__Task description__.
Transcribe every entry word for word, leaving out all images.
— BEGIN Information given —
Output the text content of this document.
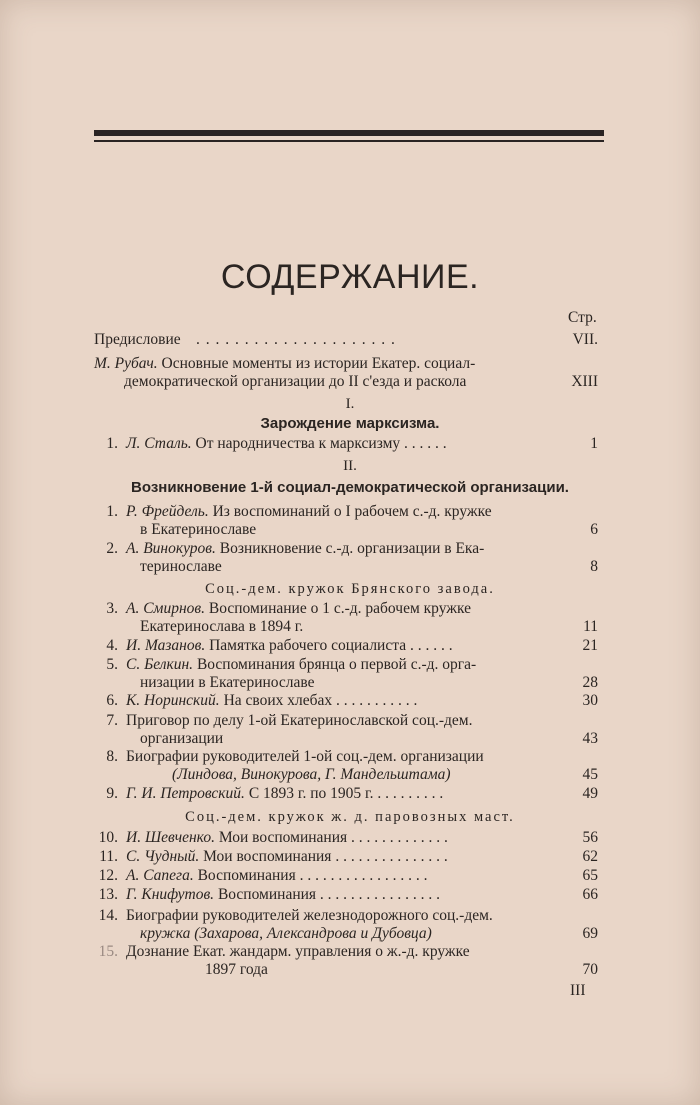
СОДЕРЖАНИЕ.
Стр.
Предисловие . . . . . . . . . . . . . . . . . . . . .	VII.
М. Рубач. Основные моменты из истории Екатер. социал-
демократической организации до II с'езда и раскола	XIII
I.
Зарождение марксизма.
1. Л. Сталь. От народничества к марксизму . . . . . .	1
II.
Возникновение 1-й социал-демократической организации.
1. Р. Фрейдель. Из воспоминаний о I рабочем с.-д. кружке
в Екатеринославе	6
2. А. Винокуров. Возникновение с.-д. организации в Ека-
теринославе	8
Соц.-дем. кружок Брянского завода.
3. А. Смирнов. Воспоминание о 1 с.-д. рабочем кружке
Екатеринослава в 1894 г.	11
4. И. Мазанов. Памятка рабочего социалиста . . . . . .	21
5. С. Белкин. Воспоминания брянца о первой с.-д. орга-
низации в Екатеринославе	28
6. К. Норинский. На своих хлебах . . . . . . . . . . .	30
7. Приговор по делу 1-ой Екатеринославской соц.-дем.
организации	43
8. Биографии руководителей 1-ой соц.-дем. организации
(Линдова, Винокурова, Г. Мандельштама)	45
9. Г. И. Петровский. С 1893 г. по 1905 г. . . . . . . . . .	49
Соц.-дем. кружок ж. д. паровозных маст.
10. И. Шевченко. Мои воспоминания . . . . . . . . . . . . .	56
11. С. Чудный. Мои воспоминания . . . . . . . . . . . . . . .	62
12. А. Сапега. Воспоминания . . . . . . . . . . . . . . . . .	65
13. Г. Книфутов. Воспоминания . . . . . . . . . . . . . . . .	66
14. Биографии руководителей железнодорожного соц.-дем.
кружка (Захарова, Александрова и Дубовца)	69
15. Дознание Екат. жандарм. управления о ж.-д. кружке
1897 года	70
III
— END Information given —
__Task result__.
Output the text content of this document.
СОДЕРЖАНИЕ.
Стр.
Предисловие . . . . . . . . . . . . . . . . . . . . .	VII.
М. Рубач. Основные моменты из истории Екатер. социал-
демократической организации до II с'езда и раскола	XIII
I.
Зарождение марксизма.
1. Л. Сталь. От народничества к марксизму . . . . . .	1
II.
Возникновение 1-й социал-демократической организации.
1. Р. Фрейдель. Из воспоминаний о I рабочем с.-д. кружке
в Екатеринославе	6
2. А. Винокуров. Возникновение с.-д. организации в Ека-
теринославе	8
Соц.-дем. кружок Брянского завода.
3. А. Смирнов. Воспоминание о 1 с.-д. рабочем кружке
Екатеринослава в 1894 г.	11
4. И. Мазанов. Памятка рабочего социалиста . . . . . .	21
5. С. Белкин. Воспоминания брянца о первой с.-д. орга-
низации в Екатеринославе	28
6. К. Норинский. На своих хлебах . . . . . . . . . . .	30
7. Приговор по делу 1-ой Екатеринославской соц.-дем.
организации	43
8. Биографии руководителей 1-ой соц.-дем. организации
(Линдова, Винокурова, Г. Мандельштама)	45
9. Г. И. Петровский. С 1893 г. по 1905 г. . . . . . . . . .	49
Соц.-дем. кружок ж. д. паровозных маст.
10. И. Шевченко. Мои воспоминания . . . . . . . . . . . . .	56
11. С. Чудный. Мои воспоминания . . . . . . . . . . . . . . .	62
12. А. Сапега. Воспоминания . . . . . . . . . . . . . . . . .	65
13. Г. Книфутов. Воспоминания . . . . . . . . . . . . . . . .	66
14. Биографии руководителей железнодорожного соц.-дем.
кружка (Захарова, Александрова и Дубовца)	69
15. Дознание Екат. жандарм. управления о ж.-д. кружке
1897 года	70
III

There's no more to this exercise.